Given data ::
★ ★ ★ ★ ★
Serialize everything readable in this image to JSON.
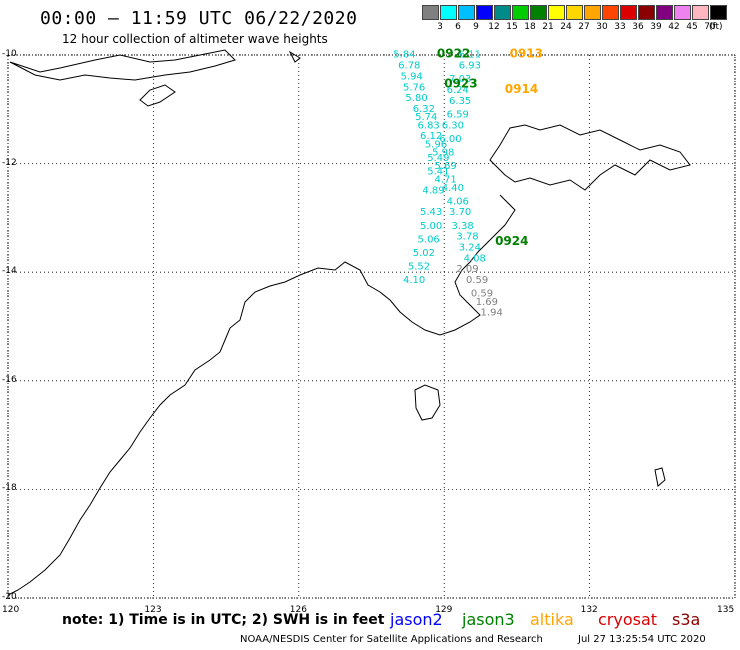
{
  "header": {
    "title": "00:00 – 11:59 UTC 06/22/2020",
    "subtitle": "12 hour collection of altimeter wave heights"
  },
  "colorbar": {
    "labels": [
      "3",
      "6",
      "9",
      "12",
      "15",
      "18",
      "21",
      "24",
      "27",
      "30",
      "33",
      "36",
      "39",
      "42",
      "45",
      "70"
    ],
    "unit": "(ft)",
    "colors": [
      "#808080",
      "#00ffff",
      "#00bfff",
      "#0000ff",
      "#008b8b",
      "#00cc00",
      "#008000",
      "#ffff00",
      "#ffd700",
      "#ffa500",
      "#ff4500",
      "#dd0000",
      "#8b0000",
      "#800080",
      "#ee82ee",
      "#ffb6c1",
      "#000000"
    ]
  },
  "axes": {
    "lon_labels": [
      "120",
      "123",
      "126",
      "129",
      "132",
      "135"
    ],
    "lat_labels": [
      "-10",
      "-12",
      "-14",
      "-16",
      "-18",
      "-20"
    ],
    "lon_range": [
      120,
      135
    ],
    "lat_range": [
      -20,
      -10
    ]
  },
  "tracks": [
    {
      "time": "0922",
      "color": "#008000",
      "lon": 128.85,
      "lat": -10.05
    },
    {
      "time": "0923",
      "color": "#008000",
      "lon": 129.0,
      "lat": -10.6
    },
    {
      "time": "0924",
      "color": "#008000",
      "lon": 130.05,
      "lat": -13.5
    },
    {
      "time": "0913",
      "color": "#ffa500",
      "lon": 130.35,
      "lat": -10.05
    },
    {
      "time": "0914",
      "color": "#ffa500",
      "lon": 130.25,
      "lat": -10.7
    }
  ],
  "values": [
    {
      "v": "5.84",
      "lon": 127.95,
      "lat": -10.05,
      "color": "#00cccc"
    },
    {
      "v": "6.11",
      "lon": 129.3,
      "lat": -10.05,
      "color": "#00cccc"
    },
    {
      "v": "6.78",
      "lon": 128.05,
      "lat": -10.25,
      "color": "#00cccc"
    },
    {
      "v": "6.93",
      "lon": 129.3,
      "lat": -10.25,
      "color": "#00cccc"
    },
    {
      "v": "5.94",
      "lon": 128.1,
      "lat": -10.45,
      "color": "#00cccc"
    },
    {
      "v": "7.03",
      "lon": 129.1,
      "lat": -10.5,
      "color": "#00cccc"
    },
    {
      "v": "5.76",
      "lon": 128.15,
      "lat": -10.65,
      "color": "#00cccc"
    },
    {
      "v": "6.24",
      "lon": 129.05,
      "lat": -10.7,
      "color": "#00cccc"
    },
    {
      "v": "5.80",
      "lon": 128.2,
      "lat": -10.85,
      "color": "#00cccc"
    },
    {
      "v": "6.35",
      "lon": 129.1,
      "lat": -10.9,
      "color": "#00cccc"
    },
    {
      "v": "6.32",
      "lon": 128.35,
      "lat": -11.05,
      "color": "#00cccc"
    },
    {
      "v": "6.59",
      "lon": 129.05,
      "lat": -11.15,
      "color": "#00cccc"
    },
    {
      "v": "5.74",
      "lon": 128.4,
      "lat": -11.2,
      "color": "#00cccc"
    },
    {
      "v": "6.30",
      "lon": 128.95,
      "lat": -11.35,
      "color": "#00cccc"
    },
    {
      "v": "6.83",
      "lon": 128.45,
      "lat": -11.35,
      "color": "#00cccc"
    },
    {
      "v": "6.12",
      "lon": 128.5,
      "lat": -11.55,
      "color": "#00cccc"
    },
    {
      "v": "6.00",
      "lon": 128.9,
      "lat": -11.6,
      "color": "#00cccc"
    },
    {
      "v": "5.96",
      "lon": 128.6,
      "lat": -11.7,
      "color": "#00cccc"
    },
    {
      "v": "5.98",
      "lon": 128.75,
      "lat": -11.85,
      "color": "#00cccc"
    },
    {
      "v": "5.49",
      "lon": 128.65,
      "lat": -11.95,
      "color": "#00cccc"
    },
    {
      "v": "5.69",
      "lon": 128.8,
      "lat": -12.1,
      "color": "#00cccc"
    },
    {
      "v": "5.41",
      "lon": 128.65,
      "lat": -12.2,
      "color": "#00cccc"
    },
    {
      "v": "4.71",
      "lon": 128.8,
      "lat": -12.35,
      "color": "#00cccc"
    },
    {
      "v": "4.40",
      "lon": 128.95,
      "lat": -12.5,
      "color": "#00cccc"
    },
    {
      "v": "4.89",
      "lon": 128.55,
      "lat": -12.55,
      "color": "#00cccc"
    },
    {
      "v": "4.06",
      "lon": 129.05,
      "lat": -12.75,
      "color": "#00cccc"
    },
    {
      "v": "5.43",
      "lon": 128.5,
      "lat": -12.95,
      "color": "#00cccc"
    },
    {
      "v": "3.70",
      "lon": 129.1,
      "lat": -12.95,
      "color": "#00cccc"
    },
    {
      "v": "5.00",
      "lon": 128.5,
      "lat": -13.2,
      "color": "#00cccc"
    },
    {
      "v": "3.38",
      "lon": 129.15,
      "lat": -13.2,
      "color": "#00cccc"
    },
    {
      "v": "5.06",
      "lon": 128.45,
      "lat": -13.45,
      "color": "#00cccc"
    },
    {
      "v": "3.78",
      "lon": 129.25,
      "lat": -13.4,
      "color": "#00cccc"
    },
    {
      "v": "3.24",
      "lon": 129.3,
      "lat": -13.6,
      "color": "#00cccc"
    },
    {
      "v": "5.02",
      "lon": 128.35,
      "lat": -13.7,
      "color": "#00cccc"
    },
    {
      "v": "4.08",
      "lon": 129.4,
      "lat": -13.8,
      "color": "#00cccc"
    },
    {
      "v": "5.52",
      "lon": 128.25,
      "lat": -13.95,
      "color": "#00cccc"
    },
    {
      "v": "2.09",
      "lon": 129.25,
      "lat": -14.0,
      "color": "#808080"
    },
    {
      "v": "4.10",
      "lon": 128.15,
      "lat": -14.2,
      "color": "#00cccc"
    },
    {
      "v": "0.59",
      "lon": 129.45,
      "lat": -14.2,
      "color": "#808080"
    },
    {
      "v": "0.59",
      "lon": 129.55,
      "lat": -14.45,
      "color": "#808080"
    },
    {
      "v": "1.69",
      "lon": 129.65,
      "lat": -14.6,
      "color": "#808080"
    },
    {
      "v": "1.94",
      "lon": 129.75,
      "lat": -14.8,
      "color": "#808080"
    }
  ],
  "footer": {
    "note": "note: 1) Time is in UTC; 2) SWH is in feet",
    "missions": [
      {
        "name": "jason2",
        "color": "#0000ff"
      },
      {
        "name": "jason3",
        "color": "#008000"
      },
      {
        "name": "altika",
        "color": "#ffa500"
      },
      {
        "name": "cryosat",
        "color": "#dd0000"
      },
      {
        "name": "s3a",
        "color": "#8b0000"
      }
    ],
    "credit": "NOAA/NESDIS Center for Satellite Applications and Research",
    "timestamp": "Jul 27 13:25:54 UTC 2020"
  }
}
★ ★ ★ ★ ★
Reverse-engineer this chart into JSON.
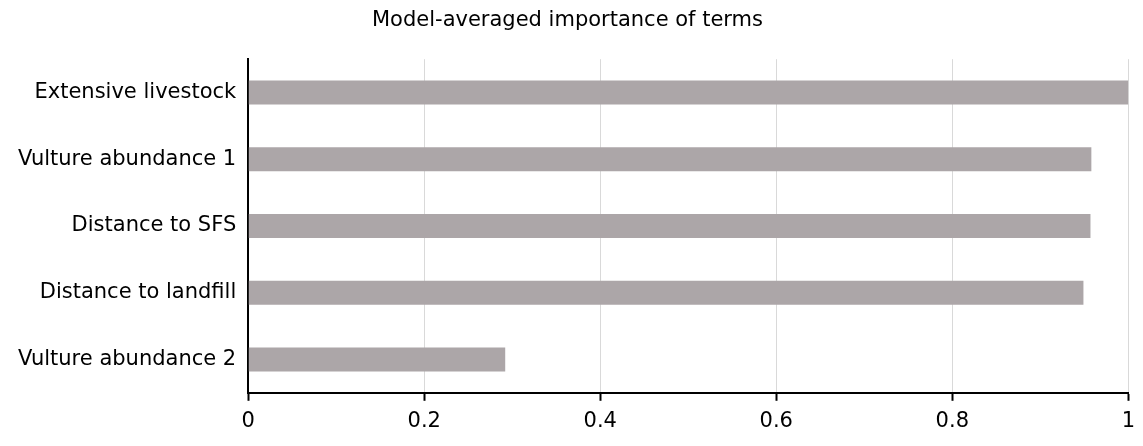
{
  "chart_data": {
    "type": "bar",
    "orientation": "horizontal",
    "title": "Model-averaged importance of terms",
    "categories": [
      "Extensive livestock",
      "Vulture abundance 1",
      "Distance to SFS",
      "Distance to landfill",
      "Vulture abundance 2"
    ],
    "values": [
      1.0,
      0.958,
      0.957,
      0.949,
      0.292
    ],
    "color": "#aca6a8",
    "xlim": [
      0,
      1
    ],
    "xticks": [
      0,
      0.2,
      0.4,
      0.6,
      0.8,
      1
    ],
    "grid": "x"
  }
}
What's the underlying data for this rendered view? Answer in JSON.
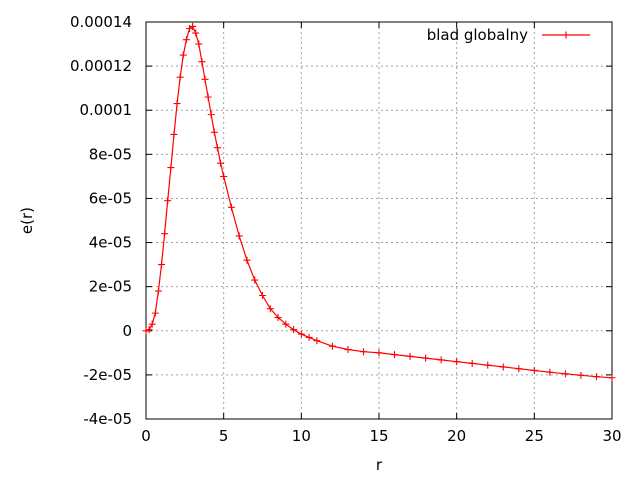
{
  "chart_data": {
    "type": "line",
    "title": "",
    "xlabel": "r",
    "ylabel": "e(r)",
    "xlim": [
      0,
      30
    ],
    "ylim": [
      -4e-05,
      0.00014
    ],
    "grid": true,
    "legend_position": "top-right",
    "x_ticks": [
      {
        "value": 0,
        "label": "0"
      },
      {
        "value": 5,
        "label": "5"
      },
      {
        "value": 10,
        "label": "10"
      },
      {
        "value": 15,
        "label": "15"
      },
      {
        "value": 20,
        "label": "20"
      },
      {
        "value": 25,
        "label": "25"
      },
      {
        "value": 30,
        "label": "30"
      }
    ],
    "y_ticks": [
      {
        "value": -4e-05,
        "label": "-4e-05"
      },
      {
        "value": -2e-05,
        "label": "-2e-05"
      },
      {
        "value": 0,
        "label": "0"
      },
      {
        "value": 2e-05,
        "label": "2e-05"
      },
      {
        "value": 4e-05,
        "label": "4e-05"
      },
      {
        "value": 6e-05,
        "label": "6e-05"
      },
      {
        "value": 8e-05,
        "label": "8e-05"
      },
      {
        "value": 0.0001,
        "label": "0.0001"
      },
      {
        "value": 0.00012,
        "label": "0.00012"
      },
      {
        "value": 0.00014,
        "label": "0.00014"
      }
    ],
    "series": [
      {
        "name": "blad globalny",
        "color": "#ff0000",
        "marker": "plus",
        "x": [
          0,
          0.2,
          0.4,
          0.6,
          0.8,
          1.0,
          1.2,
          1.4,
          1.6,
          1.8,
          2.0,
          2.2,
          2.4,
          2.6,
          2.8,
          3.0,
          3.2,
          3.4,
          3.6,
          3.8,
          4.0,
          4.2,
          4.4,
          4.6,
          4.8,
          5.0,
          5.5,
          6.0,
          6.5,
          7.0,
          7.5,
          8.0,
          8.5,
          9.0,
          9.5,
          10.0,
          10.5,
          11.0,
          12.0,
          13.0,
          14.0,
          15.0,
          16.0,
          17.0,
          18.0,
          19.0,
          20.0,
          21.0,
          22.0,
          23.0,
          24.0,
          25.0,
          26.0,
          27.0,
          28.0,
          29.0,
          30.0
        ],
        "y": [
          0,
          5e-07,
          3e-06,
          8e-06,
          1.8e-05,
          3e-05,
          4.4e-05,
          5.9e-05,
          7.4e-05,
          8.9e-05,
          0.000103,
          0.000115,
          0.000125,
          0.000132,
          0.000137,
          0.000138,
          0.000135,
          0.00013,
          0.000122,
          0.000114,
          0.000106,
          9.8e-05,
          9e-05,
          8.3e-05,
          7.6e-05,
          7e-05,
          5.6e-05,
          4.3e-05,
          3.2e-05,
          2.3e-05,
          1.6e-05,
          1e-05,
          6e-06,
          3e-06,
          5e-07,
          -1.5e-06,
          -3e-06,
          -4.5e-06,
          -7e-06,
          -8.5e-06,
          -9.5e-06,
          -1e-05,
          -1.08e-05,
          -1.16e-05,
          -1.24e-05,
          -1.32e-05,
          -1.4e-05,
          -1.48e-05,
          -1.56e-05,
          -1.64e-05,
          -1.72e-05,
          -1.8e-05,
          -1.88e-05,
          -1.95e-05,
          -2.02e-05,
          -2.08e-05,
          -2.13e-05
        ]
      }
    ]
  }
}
★ ★ ★ ★ ★
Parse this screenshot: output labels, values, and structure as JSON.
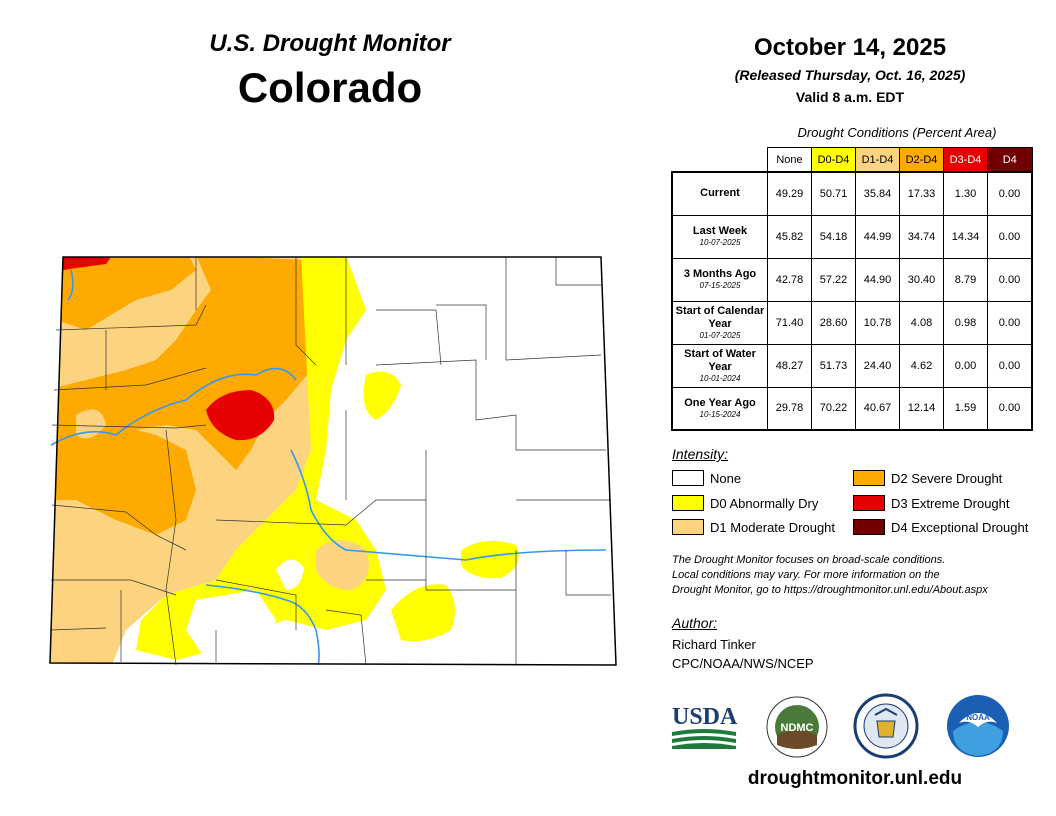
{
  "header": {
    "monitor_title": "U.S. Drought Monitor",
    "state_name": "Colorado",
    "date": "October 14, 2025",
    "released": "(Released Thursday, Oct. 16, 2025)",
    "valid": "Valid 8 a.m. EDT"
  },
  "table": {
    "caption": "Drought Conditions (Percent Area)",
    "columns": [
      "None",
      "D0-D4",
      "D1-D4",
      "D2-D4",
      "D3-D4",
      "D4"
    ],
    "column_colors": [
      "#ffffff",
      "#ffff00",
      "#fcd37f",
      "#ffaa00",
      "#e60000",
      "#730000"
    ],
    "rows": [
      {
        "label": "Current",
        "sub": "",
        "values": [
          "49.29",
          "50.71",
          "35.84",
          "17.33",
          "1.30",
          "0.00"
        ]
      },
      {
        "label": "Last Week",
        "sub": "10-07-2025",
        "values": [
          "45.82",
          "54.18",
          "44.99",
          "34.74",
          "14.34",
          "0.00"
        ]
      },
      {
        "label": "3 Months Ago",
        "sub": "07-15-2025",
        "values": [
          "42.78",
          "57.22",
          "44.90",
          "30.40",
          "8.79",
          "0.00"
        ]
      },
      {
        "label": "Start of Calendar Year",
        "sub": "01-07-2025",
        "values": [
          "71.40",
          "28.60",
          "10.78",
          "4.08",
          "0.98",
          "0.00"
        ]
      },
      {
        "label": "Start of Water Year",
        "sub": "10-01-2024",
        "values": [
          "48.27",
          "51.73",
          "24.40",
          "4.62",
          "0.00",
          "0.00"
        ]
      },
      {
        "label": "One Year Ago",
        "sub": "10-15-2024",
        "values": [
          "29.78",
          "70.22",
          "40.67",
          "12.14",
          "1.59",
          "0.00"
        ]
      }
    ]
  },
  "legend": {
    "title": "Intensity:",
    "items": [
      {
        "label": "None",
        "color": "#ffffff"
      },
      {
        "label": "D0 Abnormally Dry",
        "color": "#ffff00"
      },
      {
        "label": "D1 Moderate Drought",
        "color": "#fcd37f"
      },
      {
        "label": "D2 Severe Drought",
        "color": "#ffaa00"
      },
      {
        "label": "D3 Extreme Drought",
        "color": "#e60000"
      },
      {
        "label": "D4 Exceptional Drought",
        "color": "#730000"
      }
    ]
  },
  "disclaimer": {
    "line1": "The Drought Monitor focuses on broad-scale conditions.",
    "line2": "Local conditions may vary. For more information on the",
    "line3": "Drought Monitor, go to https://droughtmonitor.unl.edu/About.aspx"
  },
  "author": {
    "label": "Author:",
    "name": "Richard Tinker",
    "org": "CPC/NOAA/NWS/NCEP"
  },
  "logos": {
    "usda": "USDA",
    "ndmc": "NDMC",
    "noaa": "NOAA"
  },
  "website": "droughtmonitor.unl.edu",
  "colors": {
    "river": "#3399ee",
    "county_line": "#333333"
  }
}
★ ★ ★ ★ ★
Requirement :: Count how many lines of the data include the word "NOAA". Your reply should be that number alone.

Answer for this exercise :: 3